Objective — Filter the records below for the word "title". Copy each line that holds it.

Data extract —
-- BEGIN --

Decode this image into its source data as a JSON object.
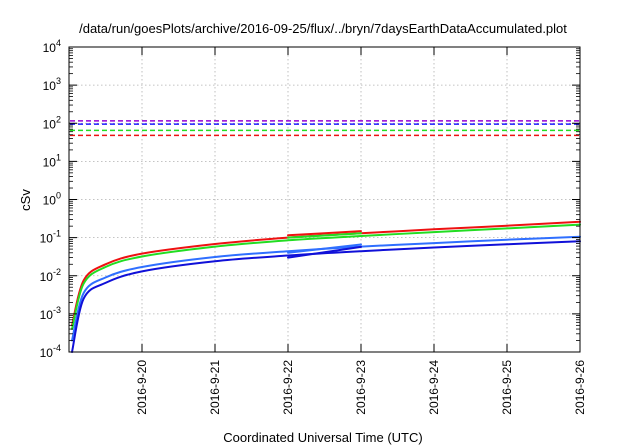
{
  "chart_data": {
    "type": "line",
    "title": "/data/run/goesPlots/archive/2016-09-25/flux/../bryn/7daysEarthDataAccumulated.plot",
    "xlabel": "Coordinated Universal Time (UTC)",
    "ylabel": "cSv",
    "yscale": "log",
    "ylim": [
      0.0001,
      10000
    ],
    "xlim": [
      "2016-9-19",
      "2016-9-26"
    ],
    "grid": true,
    "x_tick_labels": [
      "2016-9-20",
      "2016-9-21",
      "2016-9-22",
      "2016-9-23",
      "2016-9-24",
      "2016-9-25",
      "2016-9-26"
    ],
    "y_tick_labels": [
      {
        "base": "10",
        "exp": "-4"
      },
      {
        "base": "10",
        "exp": "-3"
      },
      {
        "base": "10",
        "exp": "-2"
      },
      {
        "base": "10",
        "exp": "-1"
      },
      {
        "base": "10",
        "exp": "0"
      },
      {
        "base": "10",
        "exp": "1"
      },
      {
        "base": "10",
        "exp": "2"
      },
      {
        "base": "10",
        "exp": "3"
      },
      {
        "base": "10",
        "exp": "4"
      }
    ],
    "limit_lines": [
      {
        "color": "#9400d3",
        "value": 115,
        "dashed": true
      },
      {
        "color": "#1a1aff",
        "value": 95,
        "dashed": true
      },
      {
        "color": "#22dd22",
        "value": 65,
        "dashed": true
      },
      {
        "color": "#ee1111",
        "value": 48,
        "dashed": true
      }
    ],
    "series": [
      {
        "color": "#ee1111",
        "x": [
          "2016-9-19 01:00",
          "2016-9-19 04:48",
          "2016-9-19 12:00",
          "2016-9-20 00:00",
          "2016-9-21 00:00",
          "2016-9-22 00:00",
          "2016-9-23 00:00",
          "2016-9-24 00:00",
          "2016-9-25 00:00",
          "2016-9-26 00:00"
        ],
        "y": [
          0.0005,
          0.0075,
          0.02,
          0.038,
          0.068,
          0.1,
          0.13,
          0.165,
          0.205,
          0.26
        ]
      },
      {
        "color": "#22dd22",
        "x": [
          "2016-9-19 01:00",
          "2016-9-19 04:48",
          "2016-9-19 12:00",
          "2016-9-20 00:00",
          "2016-9-21 00:00",
          "2016-9-22 00:00",
          "2016-9-23 00:00",
          "2016-9-24 00:00",
          "2016-9-25 00:00",
          "2016-9-26 00:00"
        ],
        "y": [
          0.0004,
          0.0062,
          0.017,
          0.032,
          0.058,
          0.085,
          0.11,
          0.14,
          0.175,
          0.22
        ]
      },
      {
        "color": "#2f6fff",
        "x": [
          "2016-9-19 01:00",
          "2016-9-19 04:48",
          "2016-9-19 12:00",
          "2016-9-20 00:00",
          "2016-9-21 00:00",
          "2016-9-22 00:00",
          "2016-9-23 00:00",
          "2016-9-24 00:00",
          "2016-9-25 00:00",
          "2016-9-26 00:00"
        ],
        "y": [
          0.0002,
          0.0035,
          0.009,
          0.017,
          0.031,
          0.044,
          0.058,
          0.072,
          0.088,
          0.105
        ]
      },
      {
        "color": "#1010d8",
        "x": [
          "2016-9-19 01:00",
          "2016-9-19 04:48",
          "2016-9-19 12:00",
          "2016-9-20 00:00",
          "2016-9-21 00:00",
          "2016-9-22 00:00",
          "2016-9-23 00:00",
          "2016-9-24 00:00",
          "2016-9-25 00:00",
          "2016-9-26 00:00"
        ],
        "y": [
          0.0001,
          0.0025,
          0.0065,
          0.013,
          0.024,
          0.034,
          0.044,
          0.055,
          0.067,
          0.08
        ]
      },
      {
        "color": "#ee1111",
        "x": [
          "2016-9-22 00:00",
          "2016-9-23 00:00"
        ],
        "y": [
          0.115,
          0.148
        ]
      },
      {
        "color": "#22dd22",
        "x": [
          "2016-9-22 00:00",
          "2016-9-23 00:00"
        ],
        "y": [
          0.1,
          0.13
        ]
      },
      {
        "color": "#2f6fff",
        "x": [
          "2016-9-22 00:00",
          "2016-9-23 00:00"
        ],
        "y": [
          0.04,
          0.066
        ]
      },
      {
        "color": "#1010d8",
        "x": [
          "2016-9-22 00:00",
          "2016-9-23 00:00"
        ],
        "y": [
          0.03,
          0.057
        ]
      }
    ]
  }
}
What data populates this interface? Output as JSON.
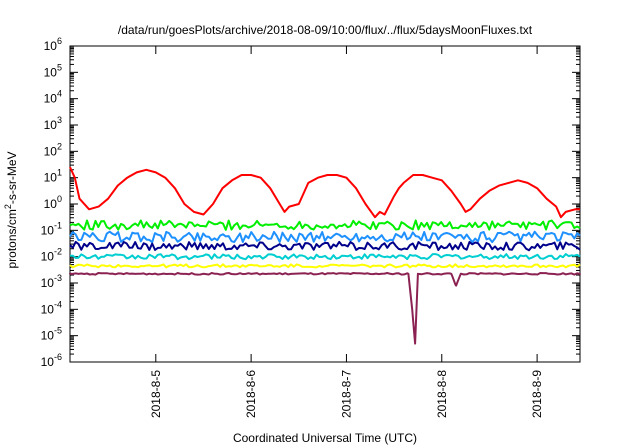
{
  "chart_data": {
    "type": "line",
    "title": "/data/run/goesPlots/archive/2018-08-09/10:00/flux/../flux/5daysMoonFluxes.txt",
    "xlabel": "Coordinated Universal Time (UTC)",
    "ylabel": {
      "base": "protons/cm",
      "sup": "2",
      "rest": "-s-sr-MeV"
    },
    "xlim": [
      4.1,
      9.45
    ],
    "ylim_exp": [
      -6,
      6
    ],
    "yscale": "log",
    "grid": false,
    "legend": "none",
    "y_ticks": [
      {
        "base": "10",
        "exp": "-6"
      },
      {
        "base": "10",
        "exp": "-5"
      },
      {
        "base": "10",
        "exp": "-4"
      },
      {
        "base": "10",
        "exp": "-3"
      },
      {
        "base": "10",
        "exp": "-2"
      },
      {
        "base": "10",
        "exp": "-1"
      },
      {
        "base": "10",
        "exp": "0"
      },
      {
        "base": "10",
        "exp": "1"
      },
      {
        "base": "10",
        "exp": "2"
      },
      {
        "base": "10",
        "exp": "3"
      },
      {
        "base": "10",
        "exp": "4"
      },
      {
        "base": "10",
        "exp": "5"
      },
      {
        "base": "10",
        "exp": "6"
      }
    ],
    "x_ticks": [
      {
        "label": "2018-8-5",
        "day": 5
      },
      {
        "label": "2018-8-6",
        "day": 6
      },
      {
        "label": "2018-8-7",
        "day": 7
      },
      {
        "label": "2018-8-8",
        "day": 8
      },
      {
        "label": "2018-8-9",
        "day": 9
      }
    ],
    "series": [
      {
        "color": "#ff0000",
        "day": [
          4.1,
          4.15,
          4.2,
          4.3,
          4.4,
          4.5,
          4.6,
          4.7,
          4.8,
          4.9,
          5.0,
          5.1,
          5.2,
          5.3,
          5.4,
          5.5,
          5.55,
          5.6,
          5.7,
          5.8,
          5.9,
          6.0,
          6.1,
          6.2,
          6.3,
          6.35,
          6.4,
          6.5,
          6.6,
          6.7,
          6.8,
          6.9,
          7.0,
          7.1,
          7.2,
          7.3,
          7.35,
          7.4,
          7.5,
          7.55,
          7.6,
          7.7,
          7.8,
          7.9,
          8.0,
          8.1,
          8.2,
          8.25,
          8.3,
          8.4,
          8.5,
          8.6,
          8.7,
          8.8,
          8.9,
          9.0,
          9.1,
          9.2,
          9.25,
          9.3,
          9.4,
          9.45
        ],
        "log10": [
          1.4,
          1.0,
          0.2,
          -0.2,
          -0.1,
          0.2,
          0.7,
          1.0,
          1.2,
          1.3,
          1.2,
          1.0,
          0.6,
          0.0,
          -0.3,
          -0.4,
          -0.2,
          0.0,
          0.6,
          0.9,
          1.1,
          1.1,
          1.0,
          0.6,
          0.0,
          -0.3,
          -0.1,
          0.0,
          0.8,
          1.0,
          1.1,
          1.1,
          1.0,
          0.6,
          0.0,
          -0.5,
          -0.3,
          -0.4,
          0.3,
          0.6,
          0.8,
          1.1,
          1.1,
          1.0,
          0.9,
          0.5,
          0.0,
          -0.3,
          -0.2,
          0.2,
          0.5,
          0.7,
          0.8,
          0.9,
          0.8,
          0.6,
          0.2,
          -0.1,
          -0.5,
          -0.3,
          -0.2,
          -0.2
        ]
      },
      {
        "color": "#00ee00",
        "day": [
          4.1,
          9.45
        ],
        "log10": [
          -0.8,
          -0.8
        ],
        "noise": 0.18
      },
      {
        "color": "#1e90ff",
        "day": [
          4.1,
          9.45
        ],
        "log10": [
          -1.25,
          -1.25
        ],
        "noise": 0.2
      },
      {
        "color": "#00008b",
        "day": [
          4.1,
          9.45
        ],
        "log10": [
          -1.6,
          -1.6
        ],
        "noise": 0.16
      },
      {
        "color": "#00ced1",
        "day": [
          4.1,
          9.45
        ],
        "log10": [
          -2.0,
          -2.0
        ],
        "noise": 0.1
      },
      {
        "color": "#ffff00",
        "day": [
          4.1,
          9.45
        ],
        "log10": [
          -2.35,
          -2.35
        ],
        "noise": 0.06
      },
      {
        "color": "#8b2252",
        "day": [
          4.1,
          7.65,
          7.69,
          7.72,
          7.75,
          8.1,
          8.15,
          8.2,
          9.45
        ],
        "log10": [
          -2.65,
          -2.65,
          -4.0,
          -5.3,
          -2.65,
          -2.65,
          -3.1,
          -2.65,
          -2.65
        ],
        "noise": 0.03
      }
    ]
  }
}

-- END --

The result —
    "title": "/data/run/goesPlots/archive/2016-09-25/flux/../bryn/7daysEarthDataAccumulated.plot",
    "title": "/data/run/goesPlots/archive/2018-08-09/10:00/flux/../flux/5daysMoonFluxes.txt",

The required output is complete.